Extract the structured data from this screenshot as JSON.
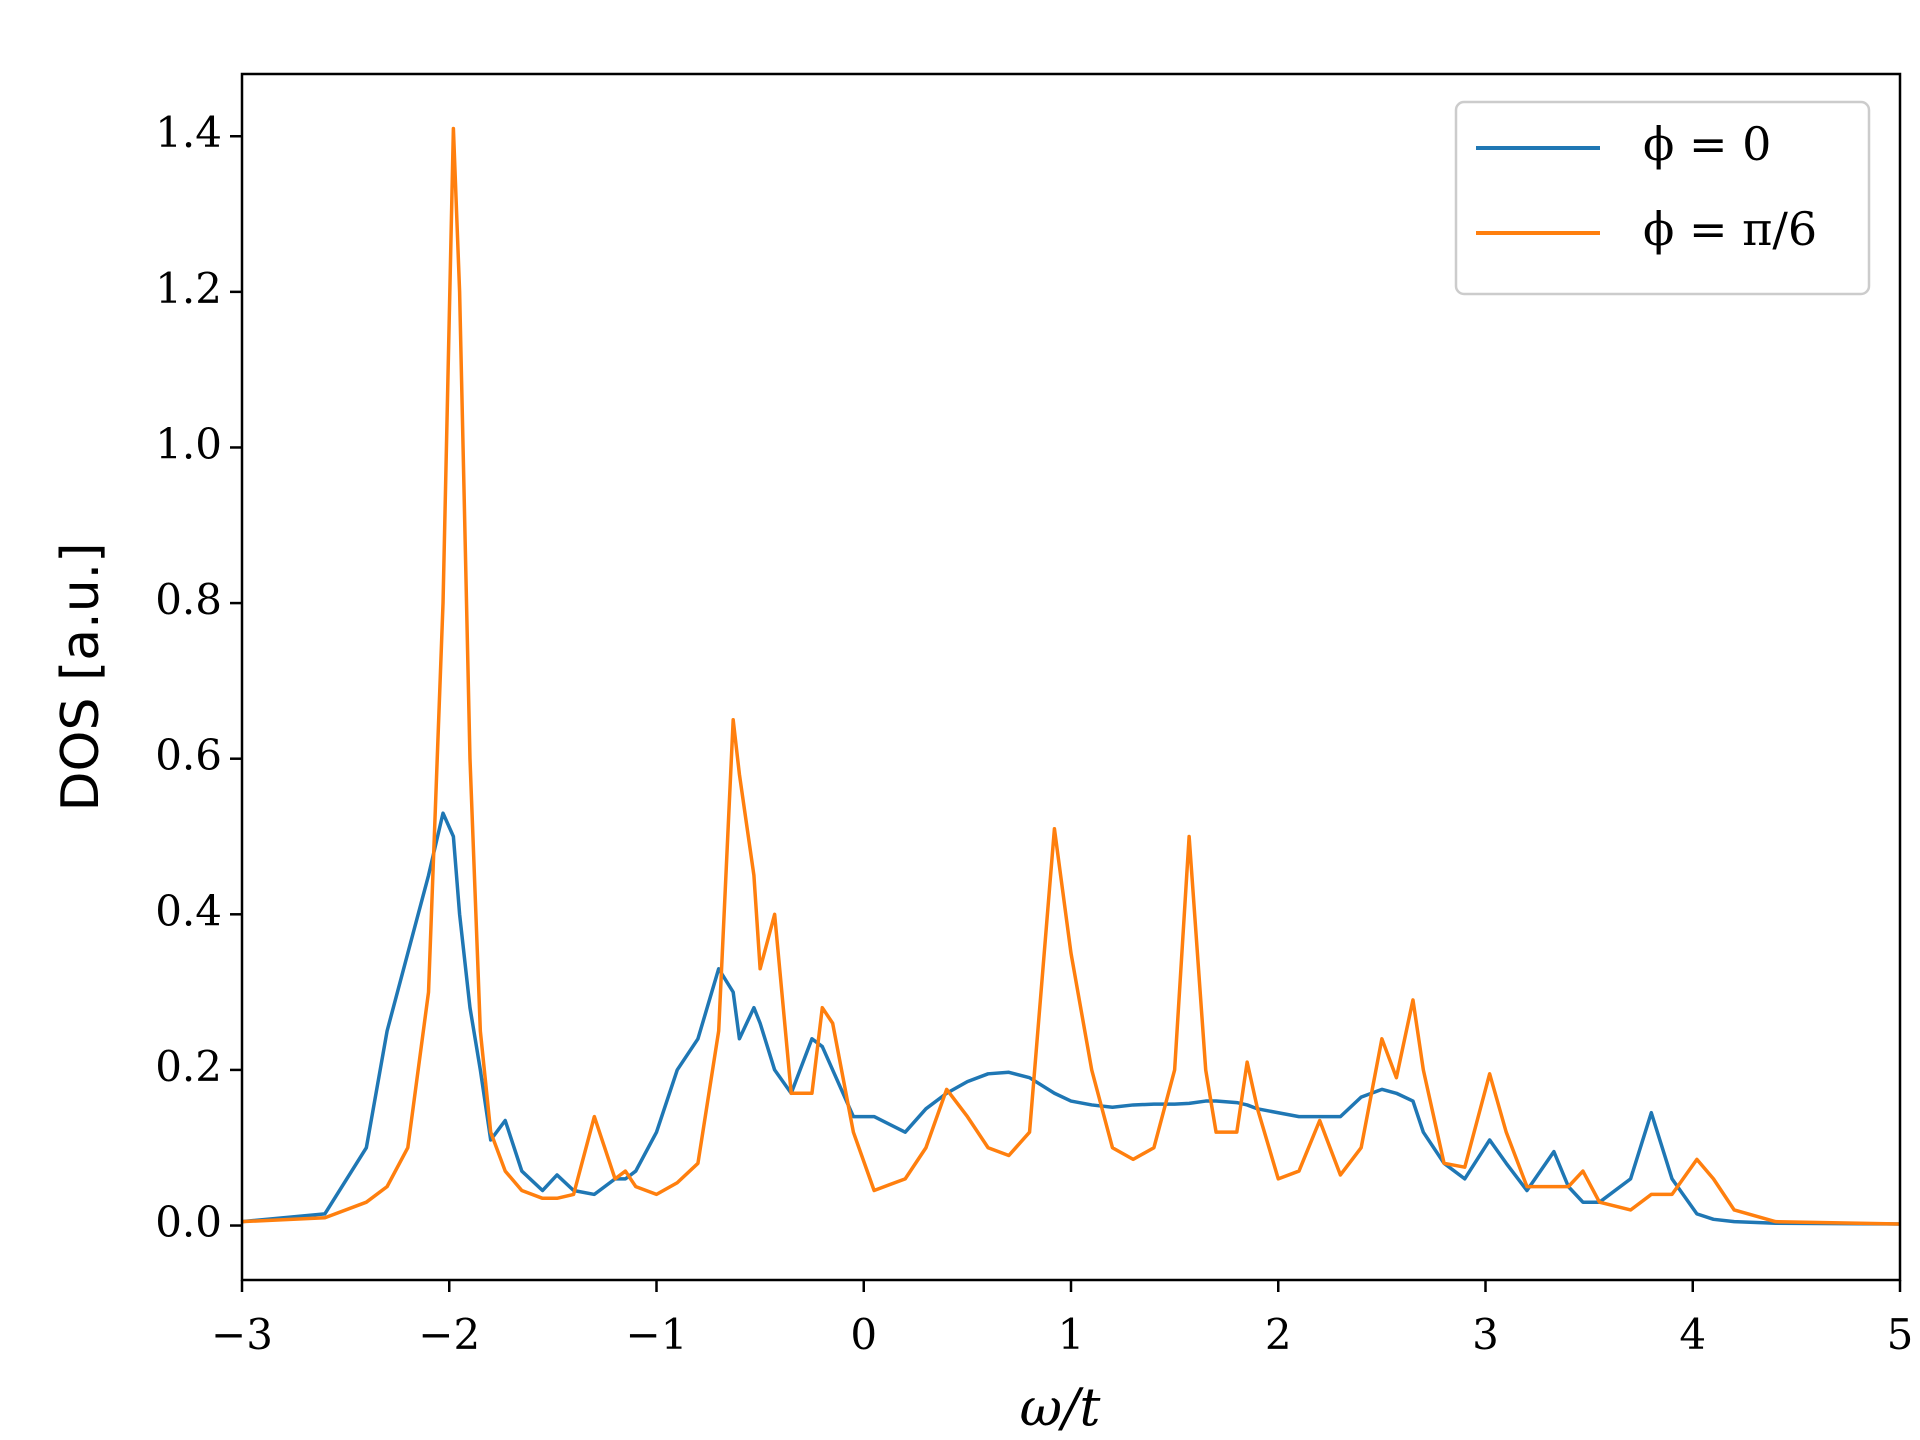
{
  "chart_data": {
    "type": "line",
    "xlabel": "ω/t",
    "ylabel": "DOS [a.u.]",
    "x": [
      -3,
      -2.6,
      -2.4,
      -2.3,
      -2.2,
      -2.1,
      -2.03,
      -1.98,
      -1.95,
      -1.9,
      -1.85,
      -1.8,
      -1.73,
      -1.65,
      -1.55,
      -1.48,
      -1.4,
      -1.3,
      -1.25,
      -1.2,
      -1.15,
      -1.1,
      -1.0,
      -0.9,
      -0.8,
      -0.7,
      -0.63,
      -0.6,
      -0.53,
      -0.5,
      -0.43,
      -0.35,
      -0.25,
      -0.2,
      -0.15,
      -0.05,
      0.05,
      0.2,
      0.3,
      0.4,
      0.5,
      0.6,
      0.7,
      0.8,
      0.92,
      1.0,
      1.1,
      1.2,
      1.3,
      1.4,
      1.5,
      1.57,
      1.65,
      1.7,
      1.8,
      1.85,
      1.9,
      2.0,
      2.1,
      2.2,
      2.3,
      2.4,
      2.5,
      2.57,
      2.65,
      2.7,
      2.8,
      2.9,
      3.02,
      3.1,
      3.2,
      3.33,
      3.4,
      3.47,
      3.55,
      3.7,
      3.8,
      3.9,
      4.02,
      4.1,
      4.2,
      4.4,
      5
    ],
    "series": [
      {
        "name": "ϕ = 0",
        "color": "#1f77b4",
        "values": [
          0.005,
          0.015,
          0.1,
          0.25,
          0.35,
          0.45,
          0.53,
          0.5,
          0.4,
          0.28,
          0.2,
          0.11,
          0.135,
          0.07,
          0.045,
          0.065,
          0.045,
          0.04,
          0.05,
          0.06,
          0.06,
          0.07,
          0.12,
          0.2,
          0.24,
          0.33,
          0.3,
          0.24,
          0.28,
          0.26,
          0.2,
          0.17,
          0.24,
          0.23,
          0.2,
          0.14,
          0.14,
          0.12,
          0.15,
          0.17,
          0.185,
          0.195,
          0.197,
          0.19,
          0.17,
          0.16,
          0.155,
          0.152,
          0.155,
          0.156,
          0.156,
          0.157,
          0.16,
          0.16,
          0.158,
          0.155,
          0.15,
          0.145,
          0.14,
          0.14,
          0.14,
          0.165,
          0.175,
          0.17,
          0.16,
          0.12,
          0.08,
          0.06,
          0.11,
          0.08,
          0.045,
          0.095,
          0.05,
          0.03,
          0.03,
          0.06,
          0.145,
          0.06,
          0.015,
          0.008,
          0.005,
          0.003,
          0.002
        ]
      },
      {
        "name": "ϕ = π/6",
        "color": "#ff7f0e",
        "values": [
          0.005,
          0.01,
          0.03,
          0.05,
          0.1,
          0.3,
          0.8,
          1.41,
          1.2,
          0.6,
          0.25,
          0.12,
          0.07,
          0.045,
          0.035,
          0.035,
          0.04,
          0.14,
          0.1,
          0.06,
          0.07,
          0.05,
          0.04,
          0.055,
          0.08,
          0.25,
          0.65,
          0.58,
          0.45,
          0.33,
          0.4,
          0.17,
          0.17,
          0.28,
          0.26,
          0.12,
          0.045,
          0.06,
          0.1,
          0.175,
          0.14,
          0.1,
          0.09,
          0.12,
          0.51,
          0.35,
          0.2,
          0.1,
          0.085,
          0.1,
          0.2,
          0.5,
          0.2,
          0.12,
          0.12,
          0.21,
          0.15,
          0.06,
          0.07,
          0.135,
          0.065,
          0.1,
          0.24,
          0.19,
          0.29,
          0.2,
          0.08,
          0.075,
          0.195,
          0.12,
          0.05,
          0.05,
          0.05,
          0.07,
          0.03,
          0.02,
          0.04,
          0.04,
          0.085,
          0.06,
          0.02,
          0.005,
          0.002
        ]
      }
    ],
    "xlim": [
      -3,
      5
    ],
    "xticks": [
      {
        "value": -3,
        "label": "−3"
      },
      {
        "value": -2,
        "label": "−2"
      },
      {
        "value": -1,
        "label": "−1"
      },
      0,
      1,
      2,
      3,
      4,
      5
    ],
    "ylim": [
      -0.07,
      1.48
    ],
    "yticks": [
      {
        "value": 0,
        "label": "0.0"
      },
      0.2,
      0.4,
      0.6,
      0.8,
      {
        "value": 1,
        "label": "1.0"
      },
      1.2,
      1.4
    ],
    "legend": "upper right"
  }
}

════════════════

**Written problem**.
Reproduce every entry exactly, but omit each picture.

**Answer to the exercise**.
Extract the structured data from this screenshot as JSON.
{
  "chart_data": {
    "type": "line",
    "xlabel": "ω/t",
    "ylabel": "DOS [a.u.]",
    "x": [
      -3,
      -2.6,
      -2.4,
      -2.3,
      -2.2,
      -2.1,
      -2.03,
      -1.98,
      -1.95,
      -1.9,
      -1.85,
      -1.8,
      -1.73,
      -1.65,
      -1.55,
      -1.48,
      -1.4,
      -1.3,
      -1.25,
      -1.2,
      -1.15,
      -1.1,
      -1.0,
      -0.9,
      -0.8,
      -0.7,
      -0.63,
      -0.6,
      -0.53,
      -0.5,
      -0.43,
      -0.35,
      -0.25,
      -0.2,
      -0.15,
      -0.05,
      0.05,
      0.2,
      0.3,
      0.4,
      0.5,
      0.6,
      0.7,
      0.8,
      0.92,
      1.0,
      1.1,
      1.2,
      1.3,
      1.4,
      1.5,
      1.57,
      1.65,
      1.7,
      1.8,
      1.85,
      1.9,
      2.0,
      2.1,
      2.2,
      2.3,
      2.4,
      2.5,
      2.57,
      2.65,
      2.7,
      2.8,
      2.9,
      3.02,
      3.1,
      3.2,
      3.33,
      3.4,
      3.47,
      3.55,
      3.7,
      3.8,
      3.9,
      4.02,
      4.1,
      4.2,
      4.4,
      5
    ],
    "series": [
      {
        "name": "ϕ = 0",
        "color": "#1f77b4",
        "values": [
          0.005,
          0.015,
          0.1,
          0.25,
          0.35,
          0.45,
          0.53,
          0.5,
          0.4,
          0.28,
          0.2,
          0.11,
          0.135,
          0.07,
          0.045,
          0.065,
          0.045,
          0.04,
          0.05,
          0.06,
          0.06,
          0.07,
          0.12,
          0.2,
          0.24,
          0.33,
          0.3,
          0.24,
          0.28,
          0.26,
          0.2,
          0.17,
          0.24,
          0.23,
          0.2,
          0.14,
          0.14,
          0.12,
          0.15,
          0.17,
          0.185,
          0.195,
          0.197,
          0.19,
          0.17,
          0.16,
          0.155,
          0.152,
          0.155,
          0.156,
          0.156,
          0.157,
          0.16,
          0.16,
          0.158,
          0.155,
          0.15,
          0.145,
          0.14,
          0.14,
          0.14,
          0.165,
          0.175,
          0.17,
          0.16,
          0.12,
          0.08,
          0.06,
          0.11,
          0.08,
          0.045,
          0.095,
          0.05,
          0.03,
          0.03,
          0.06,
          0.145,
          0.06,
          0.015,
          0.008,
          0.005,
          0.003,
          0.002
        ]
      },
      {
        "name": "ϕ = π/6",
        "color": "#ff7f0e",
        "values": [
          0.005,
          0.01,
          0.03,
          0.05,
          0.1,
          0.3,
          0.8,
          1.41,
          1.2,
          0.6,
          0.25,
          0.12,
          0.07,
          0.045,
          0.035,
          0.035,
          0.04,
          0.14,
          0.1,
          0.06,
          0.07,
          0.05,
          0.04,
          0.055,
          0.08,
          0.25,
          0.65,
          0.58,
          0.45,
          0.33,
          0.4,
          0.17,
          0.17,
          0.28,
          0.26,
          0.12,
          0.045,
          0.06,
          0.1,
          0.175,
          0.14,
          0.1,
          0.09,
          0.12,
          0.51,
          0.35,
          0.2,
          0.1,
          0.085,
          0.1,
          0.2,
          0.5,
          0.2,
          0.12,
          0.12,
          0.21,
          0.15,
          0.06,
          0.07,
          0.135,
          0.065,
          0.1,
          0.24,
          0.19,
          0.29,
          0.2,
          0.08,
          0.075,
          0.195,
          0.12,
          0.05,
          0.05,
          0.05,
          0.07,
          0.03,
          0.02,
          0.04,
          0.04,
          0.085,
          0.06,
          0.02,
          0.005,
          0.002
        ]
      }
    ],
    "xlim": [
      -3,
      5
    ],
    "xticks": [
      {
        "value": -3,
        "label": "−3"
      },
      {
        "value": -2,
        "label": "−2"
      },
      {
        "value": -1,
        "label": "−1"
      },
      0,
      1,
      2,
      3,
      4,
      5
    ],
    "ylim": [
      -0.07,
      1.48
    ],
    "yticks": [
      {
        "value": 0,
        "label": "0.0"
      },
      0.2,
      0.4,
      0.6,
      0.8,
      {
        "value": 1,
        "label": "1.0"
      },
      1.2,
      1.4
    ],
    "legend": "upper right"
  }
}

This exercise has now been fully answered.